**WHAT IS ASKED:**
Transcribe the material in full. Nothing should differ except that the pictures are left out.

**DATA LISTING:**
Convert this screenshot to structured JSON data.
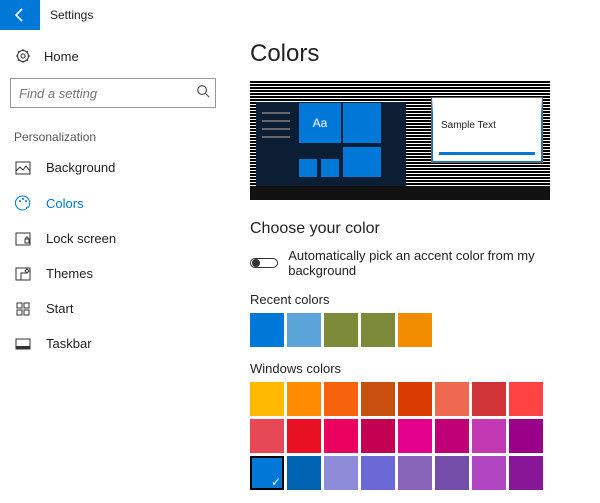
{
  "titlebar": {
    "title": "Settings"
  },
  "sidebar": {
    "home": "Home",
    "search_placeholder": "Find a setting",
    "section": "Personalization",
    "items": [
      {
        "label": "Background"
      },
      {
        "label": "Colors"
      },
      {
        "label": "Lock screen"
      },
      {
        "label": "Themes"
      },
      {
        "label": "Start"
      },
      {
        "label": "Taskbar"
      }
    ]
  },
  "content": {
    "title": "Colors",
    "preview": {
      "sample_text": "Sample Text",
      "tile_label": "Aa"
    },
    "choose_heading": "Choose your color",
    "auto_pick_label": "Automatically pick an accent color from my background",
    "recent_label": "Recent colors",
    "recent_colors": [
      "#0078d7",
      "#5aa4d9",
      "#7c8a3a",
      "#7c8a3a",
      "#f28c00"
    ],
    "windows_label": "Windows colors",
    "windows_colors": [
      "#ffb900",
      "#ff8c00",
      "#f7630c",
      "#ca5010",
      "#da3b01",
      "#ef6950",
      "#d13438",
      "#ff4343",
      "#e74856",
      "#e81123",
      "#ea005e",
      "#c30052",
      "#e3008c",
      "#bf0077",
      "#c239b3",
      "#9a0089",
      "#0078d7",
      "#0063b1",
      "#8e8cd8",
      "#6b69d6",
      "#8764b8",
      "#744da9",
      "#b146c2",
      "#881798"
    ],
    "selected_index": 16
  }
}
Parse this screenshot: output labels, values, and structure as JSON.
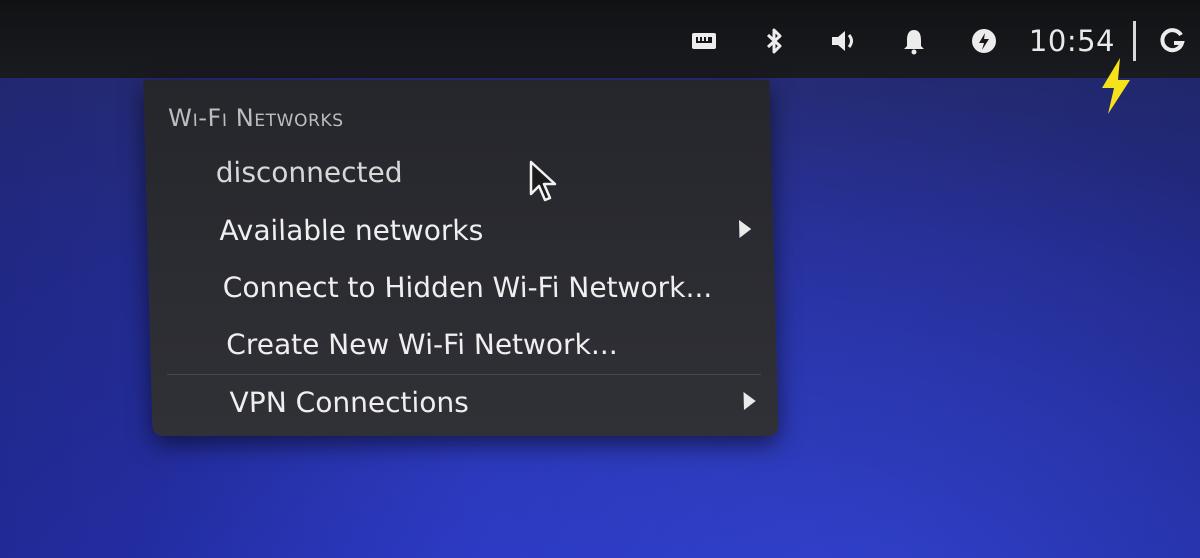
{
  "top_panel": {
    "tray": {
      "icons": [
        {
          "name": "network-wired-icon"
        },
        {
          "name": "bluetooth-icon"
        },
        {
          "name": "volume-icon"
        },
        {
          "name": "notification-bell-icon"
        },
        {
          "name": "power-status-icon"
        }
      ],
      "clock": "10:54",
      "session_icon": "session-g-icon"
    },
    "charging_icon": "charging-bolt-icon",
    "accent_colors": {
      "bolt": "#f5e21b",
      "icon": "#ececec"
    }
  },
  "wifi_menu": {
    "section_title": "Wi-Fi Networks",
    "status": "disconnected",
    "items": [
      {
        "label": "Available networks",
        "has_submenu": true
      },
      {
        "label": "Connect to Hidden Wi-Fi Network...",
        "has_submenu": false
      },
      {
        "label": "Create New Wi-Fi Network...",
        "has_submenu": false
      }
    ],
    "vpn": {
      "label": "VPN Connections",
      "has_submenu": true
    }
  }
}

**SOLVED PROBLEM:**
Convert this screenshot to structured JSON data.
{
  "titlebar": {
    "title": "Settings"
  },
  "sidebar": {
    "home": "Home",
    "search_placeholder": "Find a setting",
    "section": "Personalization",
    "items": [
      {
        "label": "Background"
      },
      {
        "label": "Colors"
      },
      {
        "label": "Lock screen"
      },
      {
        "label": "Themes"
      },
      {
        "label": "Start"
      },
      {
        "label": "Taskbar"
      }
    ]
  },
  "content": {
    "title": "Colors",
    "preview": {
      "sample_text": "Sample Text",
      "tile_label": "Aa"
    },
    "choose_heading": "Choose your color",
    "auto_pick_label": "Automatically pick an accent color from my background",
    "recent_label": "Recent colors",
    "recent_colors": [
      "#0078d7",
      "#5aa4d9",
      "#7c8a3a",
      "#7c8a3a",
      "#f28c00"
    ],
    "windows_label": "Windows colors",
    "windows_colors": [
      "#ffb900",
      "#ff8c00",
      "#f7630c",
      "#ca5010",
      "#da3b01",
      "#ef6950",
      "#d13438",
      "#ff4343",
      "#e74856",
      "#e81123",
      "#ea005e",
      "#c30052",
      "#e3008c",
      "#bf0077",
      "#c239b3",
      "#9a0089",
      "#0078d7",
      "#0063b1",
      "#8e8cd8",
      "#6b69d6",
      "#8764b8",
      "#744da9",
      "#b146c2",
      "#881798"
    ],
    "selected_index": 16
  }
}
Parse this screenshot: output labels, values, and structure as JSON.
{
  "top_panel": {
    "tray": {
      "icons": [
        {
          "name": "network-wired-icon"
        },
        {
          "name": "bluetooth-icon"
        },
        {
          "name": "volume-icon"
        },
        {
          "name": "notification-bell-icon"
        },
        {
          "name": "power-status-icon"
        }
      ],
      "clock": "10:54",
      "session_icon": "session-g-icon"
    },
    "charging_icon": "charging-bolt-icon",
    "accent_colors": {
      "bolt": "#f5e21b",
      "icon": "#ececec"
    }
  },
  "wifi_menu": {
    "section_title": "Wi-Fi Networks",
    "status": "disconnected",
    "items": [
      {
        "label": "Available networks",
        "has_submenu": true
      },
      {
        "label": "Connect to Hidden Wi-Fi Network...",
        "has_submenu": false
      },
      {
        "label": "Create New Wi-Fi Network...",
        "has_submenu": false
      }
    ],
    "vpn": {
      "label": "VPN Connections",
      "has_submenu": true
    }
  }
}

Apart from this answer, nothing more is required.